## SUPPLIED MATERIAL
============================================================

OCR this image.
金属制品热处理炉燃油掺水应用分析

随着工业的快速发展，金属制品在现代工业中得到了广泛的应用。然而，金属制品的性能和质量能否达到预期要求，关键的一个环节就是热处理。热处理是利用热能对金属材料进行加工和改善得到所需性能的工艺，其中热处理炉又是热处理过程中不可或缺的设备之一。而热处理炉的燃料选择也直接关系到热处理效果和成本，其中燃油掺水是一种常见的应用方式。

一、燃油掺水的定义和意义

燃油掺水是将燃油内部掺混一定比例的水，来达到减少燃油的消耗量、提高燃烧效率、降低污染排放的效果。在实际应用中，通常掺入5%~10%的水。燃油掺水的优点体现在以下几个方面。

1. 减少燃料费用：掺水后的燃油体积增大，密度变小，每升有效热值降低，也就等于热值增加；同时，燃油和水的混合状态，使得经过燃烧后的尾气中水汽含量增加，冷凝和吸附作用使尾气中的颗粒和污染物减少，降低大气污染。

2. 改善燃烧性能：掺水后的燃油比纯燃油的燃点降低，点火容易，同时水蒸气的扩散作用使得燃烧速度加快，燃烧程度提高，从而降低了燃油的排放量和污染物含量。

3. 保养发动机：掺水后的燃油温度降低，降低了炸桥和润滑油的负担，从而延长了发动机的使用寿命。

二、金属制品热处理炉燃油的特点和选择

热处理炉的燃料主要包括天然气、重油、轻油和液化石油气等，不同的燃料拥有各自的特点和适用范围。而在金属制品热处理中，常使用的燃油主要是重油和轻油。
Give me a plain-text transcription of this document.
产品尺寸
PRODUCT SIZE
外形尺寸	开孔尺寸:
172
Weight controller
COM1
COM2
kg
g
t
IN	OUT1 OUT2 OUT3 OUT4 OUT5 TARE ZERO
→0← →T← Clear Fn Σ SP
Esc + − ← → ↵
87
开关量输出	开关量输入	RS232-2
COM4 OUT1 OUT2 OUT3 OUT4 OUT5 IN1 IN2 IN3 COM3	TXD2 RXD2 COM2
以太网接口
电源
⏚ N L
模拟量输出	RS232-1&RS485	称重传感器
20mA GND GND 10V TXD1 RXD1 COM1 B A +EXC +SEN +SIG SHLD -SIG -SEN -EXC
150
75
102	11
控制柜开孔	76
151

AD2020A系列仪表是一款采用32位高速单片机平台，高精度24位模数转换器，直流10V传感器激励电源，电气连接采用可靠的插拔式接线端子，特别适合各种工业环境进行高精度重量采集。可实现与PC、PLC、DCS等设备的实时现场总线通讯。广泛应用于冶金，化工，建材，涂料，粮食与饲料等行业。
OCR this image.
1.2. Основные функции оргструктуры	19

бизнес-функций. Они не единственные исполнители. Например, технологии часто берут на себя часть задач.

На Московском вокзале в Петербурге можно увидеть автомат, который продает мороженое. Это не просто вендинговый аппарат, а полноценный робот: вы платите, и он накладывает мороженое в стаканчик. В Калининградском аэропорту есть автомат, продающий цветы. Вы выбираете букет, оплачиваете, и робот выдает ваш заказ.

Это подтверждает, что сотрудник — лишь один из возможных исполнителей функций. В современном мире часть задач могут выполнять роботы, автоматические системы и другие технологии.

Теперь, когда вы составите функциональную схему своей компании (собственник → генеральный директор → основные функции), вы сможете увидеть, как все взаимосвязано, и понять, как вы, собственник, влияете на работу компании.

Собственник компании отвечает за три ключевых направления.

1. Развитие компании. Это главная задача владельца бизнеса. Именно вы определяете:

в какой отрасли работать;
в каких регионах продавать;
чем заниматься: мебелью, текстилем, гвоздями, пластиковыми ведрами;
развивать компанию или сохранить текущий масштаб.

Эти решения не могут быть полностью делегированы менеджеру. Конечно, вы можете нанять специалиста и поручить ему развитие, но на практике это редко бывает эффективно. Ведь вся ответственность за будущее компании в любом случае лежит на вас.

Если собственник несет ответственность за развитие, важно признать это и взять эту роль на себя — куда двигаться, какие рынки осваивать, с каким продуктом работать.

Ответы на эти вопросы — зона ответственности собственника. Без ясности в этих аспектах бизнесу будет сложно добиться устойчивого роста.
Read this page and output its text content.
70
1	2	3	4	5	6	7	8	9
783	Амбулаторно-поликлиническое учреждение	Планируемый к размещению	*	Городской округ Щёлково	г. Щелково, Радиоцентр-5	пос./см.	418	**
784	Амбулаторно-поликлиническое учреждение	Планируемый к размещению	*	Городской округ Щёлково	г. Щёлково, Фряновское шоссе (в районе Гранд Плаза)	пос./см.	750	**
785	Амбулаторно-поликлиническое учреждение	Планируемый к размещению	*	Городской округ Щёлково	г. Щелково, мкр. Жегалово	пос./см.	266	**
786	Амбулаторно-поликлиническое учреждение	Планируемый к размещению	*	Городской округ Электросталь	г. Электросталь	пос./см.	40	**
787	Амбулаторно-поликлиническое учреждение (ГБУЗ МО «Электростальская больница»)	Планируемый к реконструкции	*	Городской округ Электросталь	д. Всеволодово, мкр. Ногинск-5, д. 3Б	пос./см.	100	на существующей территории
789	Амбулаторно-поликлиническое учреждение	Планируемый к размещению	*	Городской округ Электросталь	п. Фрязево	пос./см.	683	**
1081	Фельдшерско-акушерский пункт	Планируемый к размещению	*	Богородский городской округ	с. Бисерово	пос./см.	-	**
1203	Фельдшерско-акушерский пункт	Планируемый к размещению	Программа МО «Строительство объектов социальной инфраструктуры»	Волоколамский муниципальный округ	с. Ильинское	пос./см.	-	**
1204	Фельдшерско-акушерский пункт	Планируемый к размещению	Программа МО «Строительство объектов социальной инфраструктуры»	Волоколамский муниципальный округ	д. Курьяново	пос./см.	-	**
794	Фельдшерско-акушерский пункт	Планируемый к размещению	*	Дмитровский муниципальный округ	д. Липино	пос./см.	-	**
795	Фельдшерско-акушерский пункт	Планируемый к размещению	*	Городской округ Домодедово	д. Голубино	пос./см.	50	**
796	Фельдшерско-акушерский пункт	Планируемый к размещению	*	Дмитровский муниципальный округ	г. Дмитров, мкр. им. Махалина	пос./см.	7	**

============================================================

In the records above, how many lines contain the string "ответственность"? State that number only.

## ANSWER TO THE PROBLEM
2